— start EXERCISE MATERIALS —

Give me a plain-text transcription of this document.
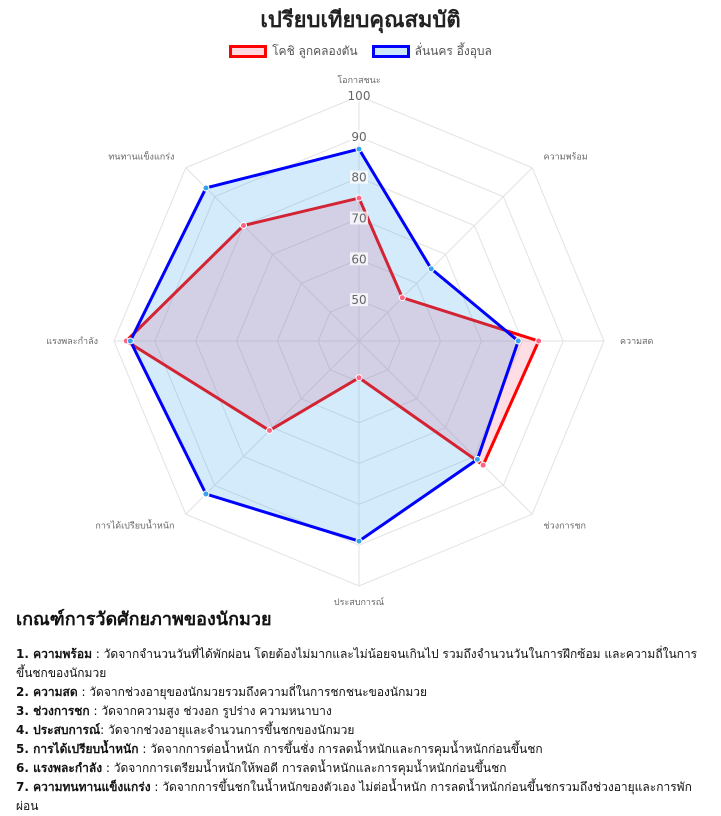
เปรียบเทียบคุณสมบัติ
โคชิ ลูกคลองตัน	ลั่นนคร อึ้งอุบล
50
60
70
80
90
100
โอกาสชนะ
ความพร้อม
ความสด
ช่วงการชก
ประสบการณ์
การได้เปรียบน้ำหนัก
แรงพละกำลัง
ทนทานแข็งแกร่ง
เกณฑ์การวัดศักยภาพของนักมวย

1. ความพร้อม : วัดจากจำนวนวันที่ได้พักผ่อน โดยต้องไม่มากและไม่น้อยจนเกินไป รวมถึงจำนวนวันในการฝึกซ้อม และความถี่ในการขึ้นชกของนักมวย

2. ความสด : วัดจากช่วงอายุของนักมวยรวมถึงความถี่ในการชกชนะของนักมวย

3. ช่วงการชก : วัดจากความสูง ช่วงอก รูปร่าง ความหนาบาง

4. ประสบการณ์: วัดจากช่วงอายุและจำนวนการขึ้นชกของนักมวย

5. การได้เปรียบน้ำหนัก : วัดจากการต่อน้ำหนัก การขึ้นชั่ง การลดน้ำหนักและการคุมน้ำหนักก่อนขึ้นชก

6. แรงพละกำลัง : วัดจากการเตรียมน้ำหนักให้พอดี การลดน้ำหนักและการคุมน้ำหนักก่อนขึ้นชก

7. ความทนทานแข็งแกร่ง : วัดจากการขึ้นชกในน้ำหนักของตัวเอง ไม่ต่อน้ำหนัก การลดน้ำหนักก่อนขึ้นชกรวมถึงช่วงอายุและการพักผ่อน
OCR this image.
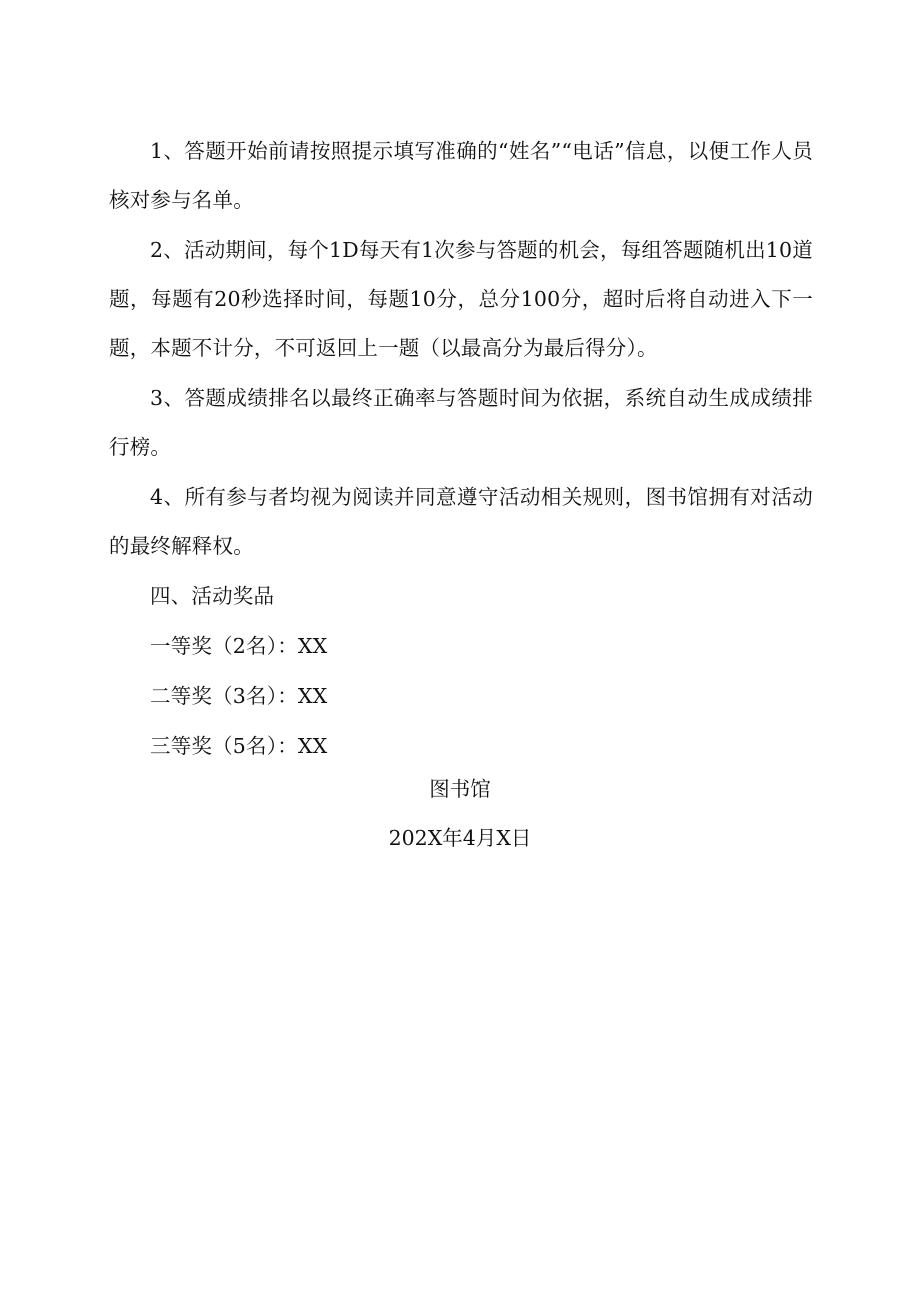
1、答题开始前请按照提示填写准确的“姓名”“电话”信息，以便工作人员核对参与名单。

2、活动期间，每个1D每天有1次参与答题的机会，每组答题随机出10道题，每题有20秒选择时间，每题10分，总分100分，超时后将自动进入下一题，本题不计分，不可返回上一题（以最高分为最后得分）。

3、答题成绩排名以最终正确率与答题时间为依据，系统自动生成成绩排行榜。

4、所有参与者均视为阅读并同意遵守活动相关规则，图书馆拥有对活动的最终解释权。

四、活动奖品

一等奖（2名）：XX

二等奖（3名）：XX

三等奖（5名）：XX

图书馆
202X年4月X日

— end EXERCISE MATERIALS —

= DIRECTIONS =
Pick out every line with the string "กมวย" and copy it.

= REPLY =
เกณฑ์การวัดศักยภาพของนักมวย
1. ความพร้อม : วัดจากจำนวนวันที่ได้พักผ่อน โดยต้องไม่มากและไม่น้อยจนเกินไป รวมถึงจำนวนวันในการฝึกซ้อม และความถี่ในการขึ้นชกของนักมวย
2. ความสด : วัดจากช่วงอายุของนักมวยรวมถึงความถี่ในการชกชนะของนักมวย
4. ประสบการณ์: วัดจากช่วงอายุและจำนวนการขึ้นชกของนักมวย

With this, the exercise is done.